* [Short exercise]: Check each line for the word "также" and report how many have it. Give nothing else.

────────────────

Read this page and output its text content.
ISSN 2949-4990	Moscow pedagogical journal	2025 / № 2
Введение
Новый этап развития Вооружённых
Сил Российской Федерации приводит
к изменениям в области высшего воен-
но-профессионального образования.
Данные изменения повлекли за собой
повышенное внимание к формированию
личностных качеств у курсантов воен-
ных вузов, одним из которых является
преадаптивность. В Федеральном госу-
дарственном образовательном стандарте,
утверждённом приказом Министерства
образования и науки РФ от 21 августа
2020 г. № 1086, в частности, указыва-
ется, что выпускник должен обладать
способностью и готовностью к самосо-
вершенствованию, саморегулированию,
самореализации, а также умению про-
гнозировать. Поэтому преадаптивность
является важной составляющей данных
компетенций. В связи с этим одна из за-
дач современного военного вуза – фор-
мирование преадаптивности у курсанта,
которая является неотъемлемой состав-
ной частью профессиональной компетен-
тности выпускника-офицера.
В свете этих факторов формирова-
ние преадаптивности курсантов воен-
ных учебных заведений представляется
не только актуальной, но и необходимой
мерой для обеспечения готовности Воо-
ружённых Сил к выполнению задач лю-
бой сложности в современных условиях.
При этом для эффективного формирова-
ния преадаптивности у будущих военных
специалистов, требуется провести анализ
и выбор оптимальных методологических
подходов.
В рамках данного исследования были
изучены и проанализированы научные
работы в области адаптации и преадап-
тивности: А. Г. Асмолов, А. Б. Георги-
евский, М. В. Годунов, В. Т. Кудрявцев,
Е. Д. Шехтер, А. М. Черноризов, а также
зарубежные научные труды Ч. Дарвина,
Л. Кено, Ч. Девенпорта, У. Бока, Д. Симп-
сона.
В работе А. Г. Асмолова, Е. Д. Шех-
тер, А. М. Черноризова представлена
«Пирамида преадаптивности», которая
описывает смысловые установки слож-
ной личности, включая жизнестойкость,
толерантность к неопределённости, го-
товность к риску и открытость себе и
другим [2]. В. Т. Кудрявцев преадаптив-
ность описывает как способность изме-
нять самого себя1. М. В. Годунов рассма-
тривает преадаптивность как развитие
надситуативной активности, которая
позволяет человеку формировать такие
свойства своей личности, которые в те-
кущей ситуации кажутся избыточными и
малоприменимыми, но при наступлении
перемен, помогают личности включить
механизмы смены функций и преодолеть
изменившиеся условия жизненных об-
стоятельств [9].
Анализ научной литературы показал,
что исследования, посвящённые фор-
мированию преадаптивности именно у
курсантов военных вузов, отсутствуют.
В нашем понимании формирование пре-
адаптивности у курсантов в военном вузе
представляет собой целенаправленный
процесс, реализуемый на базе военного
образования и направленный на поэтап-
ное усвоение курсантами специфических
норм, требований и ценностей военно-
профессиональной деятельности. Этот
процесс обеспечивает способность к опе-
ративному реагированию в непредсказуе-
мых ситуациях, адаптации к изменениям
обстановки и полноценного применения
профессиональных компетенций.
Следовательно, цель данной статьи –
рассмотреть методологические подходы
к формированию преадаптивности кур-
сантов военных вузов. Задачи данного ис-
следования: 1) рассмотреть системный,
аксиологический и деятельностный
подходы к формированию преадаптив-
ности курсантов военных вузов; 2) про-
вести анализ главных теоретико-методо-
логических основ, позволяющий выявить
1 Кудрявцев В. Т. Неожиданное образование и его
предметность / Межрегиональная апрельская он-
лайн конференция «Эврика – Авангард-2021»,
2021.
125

────────────────

* [Written response]: 2